Entries provided
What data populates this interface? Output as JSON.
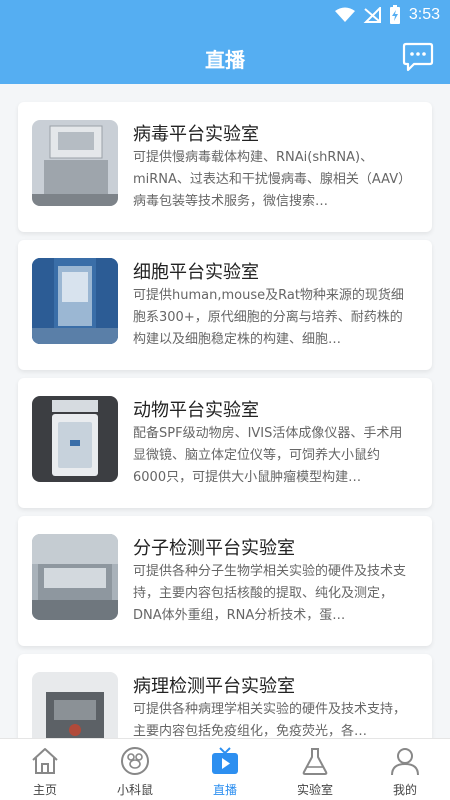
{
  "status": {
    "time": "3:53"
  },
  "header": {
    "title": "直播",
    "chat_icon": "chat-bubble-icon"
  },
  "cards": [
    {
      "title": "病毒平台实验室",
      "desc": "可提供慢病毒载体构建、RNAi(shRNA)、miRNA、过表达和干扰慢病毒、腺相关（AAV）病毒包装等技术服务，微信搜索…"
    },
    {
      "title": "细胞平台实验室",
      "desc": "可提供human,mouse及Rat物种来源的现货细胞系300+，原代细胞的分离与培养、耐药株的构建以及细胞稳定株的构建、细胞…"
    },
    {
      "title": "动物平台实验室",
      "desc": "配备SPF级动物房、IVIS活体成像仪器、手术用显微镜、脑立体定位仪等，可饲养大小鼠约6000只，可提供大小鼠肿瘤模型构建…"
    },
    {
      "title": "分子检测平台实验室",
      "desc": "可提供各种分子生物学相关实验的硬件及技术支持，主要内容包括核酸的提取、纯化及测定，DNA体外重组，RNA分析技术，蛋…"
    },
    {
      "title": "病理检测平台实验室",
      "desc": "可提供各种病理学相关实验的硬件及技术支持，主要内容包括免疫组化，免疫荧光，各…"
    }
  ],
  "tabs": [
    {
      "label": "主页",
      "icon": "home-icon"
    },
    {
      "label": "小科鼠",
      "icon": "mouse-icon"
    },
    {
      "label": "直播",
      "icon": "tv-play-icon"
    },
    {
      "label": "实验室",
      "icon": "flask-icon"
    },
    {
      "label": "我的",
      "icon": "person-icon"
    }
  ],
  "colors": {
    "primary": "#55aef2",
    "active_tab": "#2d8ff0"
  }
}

...

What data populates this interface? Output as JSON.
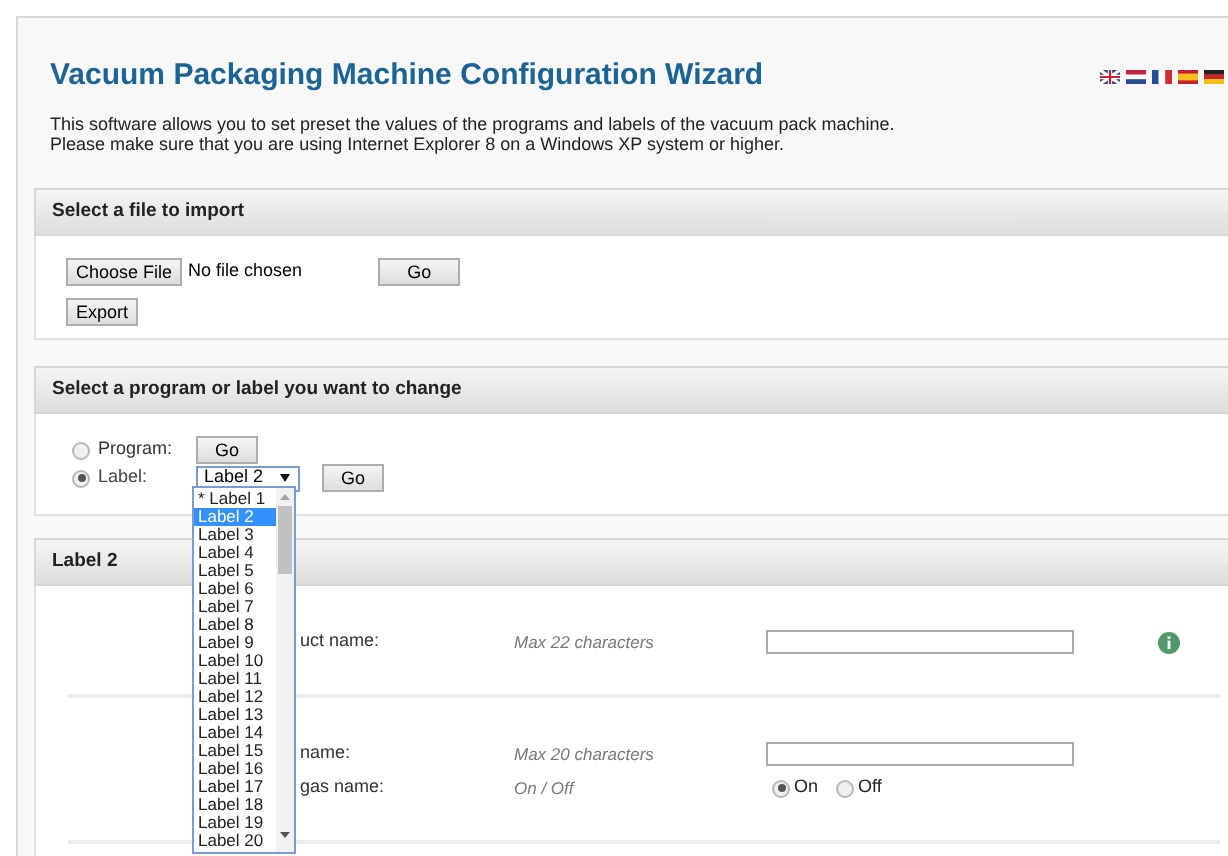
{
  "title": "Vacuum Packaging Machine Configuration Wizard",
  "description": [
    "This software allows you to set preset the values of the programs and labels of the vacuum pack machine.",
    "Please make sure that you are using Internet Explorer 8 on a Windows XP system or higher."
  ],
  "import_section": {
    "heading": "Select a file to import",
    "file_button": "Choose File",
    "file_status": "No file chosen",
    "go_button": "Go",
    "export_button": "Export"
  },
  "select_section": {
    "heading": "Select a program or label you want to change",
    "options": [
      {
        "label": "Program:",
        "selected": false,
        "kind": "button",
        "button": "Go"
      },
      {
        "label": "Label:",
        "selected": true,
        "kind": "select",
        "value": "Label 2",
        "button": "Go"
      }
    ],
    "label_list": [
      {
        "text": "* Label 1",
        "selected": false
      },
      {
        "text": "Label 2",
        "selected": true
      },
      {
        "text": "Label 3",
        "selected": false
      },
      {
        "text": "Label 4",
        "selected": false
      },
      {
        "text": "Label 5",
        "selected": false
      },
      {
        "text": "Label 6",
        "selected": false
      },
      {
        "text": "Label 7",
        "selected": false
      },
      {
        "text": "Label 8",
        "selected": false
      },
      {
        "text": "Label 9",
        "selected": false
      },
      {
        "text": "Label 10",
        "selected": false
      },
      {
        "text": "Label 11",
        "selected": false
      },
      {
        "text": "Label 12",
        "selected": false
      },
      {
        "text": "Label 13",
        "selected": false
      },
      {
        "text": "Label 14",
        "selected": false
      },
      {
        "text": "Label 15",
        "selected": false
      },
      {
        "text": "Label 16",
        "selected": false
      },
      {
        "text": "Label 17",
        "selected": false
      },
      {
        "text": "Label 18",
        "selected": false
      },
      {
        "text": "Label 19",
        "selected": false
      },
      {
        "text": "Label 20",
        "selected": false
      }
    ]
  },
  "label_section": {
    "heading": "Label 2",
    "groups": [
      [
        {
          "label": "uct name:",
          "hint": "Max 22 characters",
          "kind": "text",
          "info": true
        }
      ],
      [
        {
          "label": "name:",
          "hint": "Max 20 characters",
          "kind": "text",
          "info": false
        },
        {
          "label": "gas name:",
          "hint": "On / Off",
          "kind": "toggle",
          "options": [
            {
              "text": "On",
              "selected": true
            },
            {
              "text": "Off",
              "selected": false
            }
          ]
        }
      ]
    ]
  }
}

Your objective
In the entries above, find lines with "kind" and copy each.

Output for this task
        "kind": "button",
        "kind": "select",
          "kind": "text",
          "kind": "text",
          "kind": "toggle",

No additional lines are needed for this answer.